Problem statement:
Rewrite the items below, swapping each "article-thumbnail" for "article-image" and keeping everything else the same.
--- begin ---
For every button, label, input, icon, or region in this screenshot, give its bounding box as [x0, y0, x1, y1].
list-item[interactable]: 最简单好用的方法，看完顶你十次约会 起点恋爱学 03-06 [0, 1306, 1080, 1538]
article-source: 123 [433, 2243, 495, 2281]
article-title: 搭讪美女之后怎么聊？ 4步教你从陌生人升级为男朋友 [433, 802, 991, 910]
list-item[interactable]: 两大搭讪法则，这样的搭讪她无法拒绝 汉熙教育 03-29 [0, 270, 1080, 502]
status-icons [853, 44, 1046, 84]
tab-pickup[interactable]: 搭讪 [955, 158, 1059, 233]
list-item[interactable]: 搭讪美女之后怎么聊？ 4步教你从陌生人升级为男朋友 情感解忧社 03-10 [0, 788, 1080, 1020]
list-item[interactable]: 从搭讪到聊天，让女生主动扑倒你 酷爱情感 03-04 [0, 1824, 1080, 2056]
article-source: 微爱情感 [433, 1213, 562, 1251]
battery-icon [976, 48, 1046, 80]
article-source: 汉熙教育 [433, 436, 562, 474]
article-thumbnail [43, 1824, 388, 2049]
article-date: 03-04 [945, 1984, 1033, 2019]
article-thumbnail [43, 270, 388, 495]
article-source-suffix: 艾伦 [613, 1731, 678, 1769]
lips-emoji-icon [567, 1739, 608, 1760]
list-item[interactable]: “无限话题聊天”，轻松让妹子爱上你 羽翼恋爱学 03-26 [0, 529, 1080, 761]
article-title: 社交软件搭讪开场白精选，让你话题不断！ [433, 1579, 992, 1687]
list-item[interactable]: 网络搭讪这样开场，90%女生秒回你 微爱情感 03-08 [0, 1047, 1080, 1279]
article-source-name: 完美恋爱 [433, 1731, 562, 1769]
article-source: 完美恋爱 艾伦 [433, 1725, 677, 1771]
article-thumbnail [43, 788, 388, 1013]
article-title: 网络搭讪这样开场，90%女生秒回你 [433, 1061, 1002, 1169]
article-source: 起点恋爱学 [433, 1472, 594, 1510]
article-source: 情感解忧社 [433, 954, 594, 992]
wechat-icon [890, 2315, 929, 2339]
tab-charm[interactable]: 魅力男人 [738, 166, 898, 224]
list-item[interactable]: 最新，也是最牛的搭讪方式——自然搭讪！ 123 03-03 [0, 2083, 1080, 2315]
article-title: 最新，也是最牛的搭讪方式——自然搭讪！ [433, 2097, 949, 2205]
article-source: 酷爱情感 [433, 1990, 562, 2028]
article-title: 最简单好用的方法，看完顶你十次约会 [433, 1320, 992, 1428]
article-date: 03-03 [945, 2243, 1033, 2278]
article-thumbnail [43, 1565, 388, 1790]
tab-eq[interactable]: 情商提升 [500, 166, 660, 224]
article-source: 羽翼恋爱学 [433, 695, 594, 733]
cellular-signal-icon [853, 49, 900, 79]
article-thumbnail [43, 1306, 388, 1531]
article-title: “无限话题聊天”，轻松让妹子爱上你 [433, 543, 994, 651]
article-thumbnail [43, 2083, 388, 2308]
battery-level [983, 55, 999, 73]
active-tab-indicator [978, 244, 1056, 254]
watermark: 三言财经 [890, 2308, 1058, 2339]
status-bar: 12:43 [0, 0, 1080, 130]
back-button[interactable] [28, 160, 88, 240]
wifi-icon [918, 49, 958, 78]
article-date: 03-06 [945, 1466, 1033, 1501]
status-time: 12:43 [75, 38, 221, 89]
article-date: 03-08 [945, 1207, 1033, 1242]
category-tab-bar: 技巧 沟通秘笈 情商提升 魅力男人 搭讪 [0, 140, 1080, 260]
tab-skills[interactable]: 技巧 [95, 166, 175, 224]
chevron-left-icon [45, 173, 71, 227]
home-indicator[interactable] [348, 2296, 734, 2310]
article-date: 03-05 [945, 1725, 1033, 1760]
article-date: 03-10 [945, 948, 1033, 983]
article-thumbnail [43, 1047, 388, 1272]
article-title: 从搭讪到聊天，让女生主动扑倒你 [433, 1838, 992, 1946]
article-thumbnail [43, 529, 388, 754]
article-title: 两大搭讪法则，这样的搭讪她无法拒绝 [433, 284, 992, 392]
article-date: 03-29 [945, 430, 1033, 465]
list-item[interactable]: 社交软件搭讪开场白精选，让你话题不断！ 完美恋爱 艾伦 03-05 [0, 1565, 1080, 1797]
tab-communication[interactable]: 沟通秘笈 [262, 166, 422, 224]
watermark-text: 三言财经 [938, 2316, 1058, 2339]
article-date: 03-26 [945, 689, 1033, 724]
--- end ---
Response below:
For every button, label, input, icon, or region in this screenshot, give its bounding box as [x0, y0, x1, y1].
list-item[interactable]: 最简单好用的方法，看完顶你十次约会 起点恋爱学 03-06 [0, 1306, 1080, 1538]
article-source: 123 [433, 2243, 495, 2281]
article-title: 搭讪美女之后怎么聊？ 4步教你从陌生人升级为男朋友 [433, 802, 991, 910]
list-item[interactable]: 两大搭讪法则，这样的搭讪她无法拒绝 汉熙教育 03-29 [0, 270, 1080, 502]
status-icons [853, 44, 1046, 84]
tab-pickup[interactable]: 搭讪 [955, 158, 1059, 233]
list-item[interactable]: 搭讪美女之后怎么聊？ 4步教你从陌生人升级为男朋友 情感解忧社 03-10 [0, 788, 1080, 1020]
list-item[interactable]: 从搭讪到聊天，让女生主动扑倒你 酷爱情感 03-04 [0, 1824, 1080, 2056]
article-source: 微爱情感 [433, 1213, 562, 1251]
battery-icon [976, 48, 1046, 80]
article-source: 汉熙教育 [433, 436, 562, 474]
article-image [43, 1824, 388, 2049]
article-date: 03-04 [945, 1984, 1033, 2019]
article-image [43, 270, 388, 495]
article-source-suffix: 艾伦 [613, 1731, 678, 1769]
lips-emoji-icon [567, 1739, 608, 1760]
list-item[interactable]: “无限话题聊天”，轻松让妹子爱上你 羽翼恋爱学 03-26 [0, 529, 1080, 761]
article-title: 社交软件搭讪开场白精选，让你话题不断！ [433, 1579, 992, 1687]
list-item[interactable]: 网络搭讪这样开场，90%女生秒回你 微爱情感 03-08 [0, 1047, 1080, 1279]
article-source-name: 完美恋爱 [433, 1731, 562, 1769]
article-source: 完美恋爱 艾伦 [433, 1725, 677, 1771]
article-image [43, 788, 388, 1013]
article-title: 网络搭讪这样开场，90%女生秒回你 [433, 1061, 1002, 1169]
article-source: 起点恋爱学 [433, 1472, 594, 1510]
article-source: 情感解忧社 [433, 954, 594, 992]
wechat-icon [890, 2315, 929, 2339]
tab-charm[interactable]: 魅力男人 [738, 166, 898, 224]
list-item[interactable]: 最新，也是最牛的搭讪方式——自然搭讪！ 123 03-03 [0, 2083, 1080, 2315]
article-title: 最新，也是最牛的搭讪方式——自然搭讪！ [433, 2097, 949, 2205]
article-source: 酷爱情感 [433, 1990, 562, 2028]
article-title: 最简单好用的方法，看完顶你十次约会 [433, 1320, 992, 1428]
article-date: 03-03 [945, 2243, 1033, 2278]
article-image [43, 1565, 388, 1790]
tab-eq[interactable]: 情商提升 [500, 166, 660, 224]
article-source: 羽翼恋爱学 [433, 695, 594, 733]
cellular-signal-icon [853, 49, 900, 79]
article-image [43, 1306, 388, 1531]
article-title: “无限话题聊天”，轻松让妹子爱上你 [433, 543, 994, 651]
article-image [43, 2083, 388, 2308]
battery-level [983, 55, 999, 73]
active-tab-indicator [978, 244, 1056, 254]
watermark: 三言财经 [890, 2308, 1058, 2339]
status-bar: 12:43 [0, 0, 1080, 130]
back-button[interactable] [28, 160, 88, 240]
wifi-icon [918, 49, 958, 78]
article-date: 03-06 [945, 1466, 1033, 1501]
status-time: 12:43 [75, 38, 221, 89]
article-date: 03-08 [945, 1207, 1033, 1242]
category-tab-bar: 技巧 沟通秘笈 情商提升 魅力男人 搭讪 [0, 140, 1080, 260]
tab-skills[interactable]: 技巧 [95, 166, 175, 224]
chevron-left-icon [45, 173, 71, 227]
home-indicator[interactable] [348, 2296, 734, 2310]
article-date: 03-05 [945, 1725, 1033, 1760]
article-date: 03-10 [945, 948, 1033, 983]
article-image [43, 1047, 388, 1272]
article-title: 从搭讪到聊天，让女生主动扑倒你 [433, 1838, 992, 1946]
article-image [43, 529, 388, 754]
article-title: 两大搭讪法则，这样的搭讪她无法拒绝 [433, 284, 992, 392]
article-date: 03-29 [945, 430, 1033, 465]
list-item[interactable]: 社交软件搭讪开场白精选，让你话题不断！ 完美恋爱 艾伦 03-05 [0, 1565, 1080, 1797]
tab-communication[interactable]: 沟通秘笈 [262, 166, 422, 224]
watermark-text: 三言财经 [938, 2316, 1058, 2339]
article-date: 03-26 [945, 689, 1033, 724]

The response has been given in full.